[Dataset excerpt]
-- START --

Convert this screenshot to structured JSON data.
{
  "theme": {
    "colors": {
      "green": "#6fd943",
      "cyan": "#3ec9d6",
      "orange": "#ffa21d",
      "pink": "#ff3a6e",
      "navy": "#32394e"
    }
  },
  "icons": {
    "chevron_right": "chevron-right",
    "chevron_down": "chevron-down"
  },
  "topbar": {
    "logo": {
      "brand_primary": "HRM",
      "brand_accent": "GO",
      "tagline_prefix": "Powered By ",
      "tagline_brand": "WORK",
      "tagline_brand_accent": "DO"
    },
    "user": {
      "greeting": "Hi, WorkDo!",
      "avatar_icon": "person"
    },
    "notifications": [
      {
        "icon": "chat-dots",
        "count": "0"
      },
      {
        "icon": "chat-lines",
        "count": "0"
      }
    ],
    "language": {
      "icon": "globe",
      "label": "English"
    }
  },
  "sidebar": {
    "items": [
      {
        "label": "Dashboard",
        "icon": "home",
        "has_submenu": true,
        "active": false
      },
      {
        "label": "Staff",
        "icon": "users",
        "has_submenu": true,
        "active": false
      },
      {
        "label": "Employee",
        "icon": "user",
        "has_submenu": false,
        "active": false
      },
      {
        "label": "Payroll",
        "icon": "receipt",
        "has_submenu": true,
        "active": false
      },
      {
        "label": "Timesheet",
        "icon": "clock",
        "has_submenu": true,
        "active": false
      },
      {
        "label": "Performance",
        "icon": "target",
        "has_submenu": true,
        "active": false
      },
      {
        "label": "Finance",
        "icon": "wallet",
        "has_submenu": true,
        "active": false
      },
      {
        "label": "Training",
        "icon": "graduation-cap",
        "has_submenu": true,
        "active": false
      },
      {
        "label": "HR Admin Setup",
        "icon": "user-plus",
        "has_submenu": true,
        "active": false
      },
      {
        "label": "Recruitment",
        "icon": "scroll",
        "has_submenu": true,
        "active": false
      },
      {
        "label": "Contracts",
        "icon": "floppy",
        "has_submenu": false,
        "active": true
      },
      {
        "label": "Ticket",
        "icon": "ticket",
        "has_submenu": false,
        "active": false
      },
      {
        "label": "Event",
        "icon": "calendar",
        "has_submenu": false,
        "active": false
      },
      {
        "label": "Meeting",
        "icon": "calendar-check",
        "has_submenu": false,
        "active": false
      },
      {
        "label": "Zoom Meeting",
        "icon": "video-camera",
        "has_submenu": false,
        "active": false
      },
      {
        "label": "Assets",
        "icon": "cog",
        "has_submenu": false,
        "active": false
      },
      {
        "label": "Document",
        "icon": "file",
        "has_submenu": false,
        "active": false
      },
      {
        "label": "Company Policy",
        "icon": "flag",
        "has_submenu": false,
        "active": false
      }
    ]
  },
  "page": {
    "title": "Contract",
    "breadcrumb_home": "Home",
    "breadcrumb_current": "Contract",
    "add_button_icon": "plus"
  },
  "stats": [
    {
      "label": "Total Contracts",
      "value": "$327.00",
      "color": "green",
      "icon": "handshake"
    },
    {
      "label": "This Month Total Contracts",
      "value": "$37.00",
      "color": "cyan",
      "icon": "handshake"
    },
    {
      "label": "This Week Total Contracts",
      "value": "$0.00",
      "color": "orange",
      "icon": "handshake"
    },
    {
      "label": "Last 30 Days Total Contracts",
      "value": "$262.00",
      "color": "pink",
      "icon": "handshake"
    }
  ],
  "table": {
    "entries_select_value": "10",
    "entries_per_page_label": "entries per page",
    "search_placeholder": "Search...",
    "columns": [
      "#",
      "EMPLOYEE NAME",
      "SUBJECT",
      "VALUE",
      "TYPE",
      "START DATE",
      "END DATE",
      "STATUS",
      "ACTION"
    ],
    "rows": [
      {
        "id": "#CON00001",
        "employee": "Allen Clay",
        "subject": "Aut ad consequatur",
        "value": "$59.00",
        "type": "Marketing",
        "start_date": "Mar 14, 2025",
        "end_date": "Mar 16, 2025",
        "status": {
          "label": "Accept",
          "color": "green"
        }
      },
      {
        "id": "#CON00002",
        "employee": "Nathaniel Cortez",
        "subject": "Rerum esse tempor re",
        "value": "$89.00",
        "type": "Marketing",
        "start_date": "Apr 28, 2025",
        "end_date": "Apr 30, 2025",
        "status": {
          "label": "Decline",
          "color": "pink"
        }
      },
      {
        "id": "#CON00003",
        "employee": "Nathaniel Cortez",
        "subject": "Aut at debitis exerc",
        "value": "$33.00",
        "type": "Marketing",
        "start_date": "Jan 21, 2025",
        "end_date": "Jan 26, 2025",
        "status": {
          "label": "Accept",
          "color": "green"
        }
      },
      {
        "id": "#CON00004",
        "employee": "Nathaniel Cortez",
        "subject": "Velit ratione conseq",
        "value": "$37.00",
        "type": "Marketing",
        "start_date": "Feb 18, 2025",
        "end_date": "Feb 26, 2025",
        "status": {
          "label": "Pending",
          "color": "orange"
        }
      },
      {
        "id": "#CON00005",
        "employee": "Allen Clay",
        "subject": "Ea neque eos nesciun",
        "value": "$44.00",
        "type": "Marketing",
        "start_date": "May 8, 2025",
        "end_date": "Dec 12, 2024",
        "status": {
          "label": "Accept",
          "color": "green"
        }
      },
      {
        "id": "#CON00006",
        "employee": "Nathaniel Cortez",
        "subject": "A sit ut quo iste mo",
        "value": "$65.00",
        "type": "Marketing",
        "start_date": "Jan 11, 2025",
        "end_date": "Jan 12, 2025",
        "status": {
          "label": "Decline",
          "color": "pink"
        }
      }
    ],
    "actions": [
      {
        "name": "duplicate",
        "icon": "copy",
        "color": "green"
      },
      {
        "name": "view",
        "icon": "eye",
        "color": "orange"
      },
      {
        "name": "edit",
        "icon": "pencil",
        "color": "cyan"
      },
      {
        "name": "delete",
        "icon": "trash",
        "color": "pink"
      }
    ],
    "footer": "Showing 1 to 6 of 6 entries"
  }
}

-- END --

## Objective
List each line in the listing that contains the string "orange".

## Response
      "orange": "#ffa21d",
      "color": "orange",
          "color": "orange"
        "color": "orange"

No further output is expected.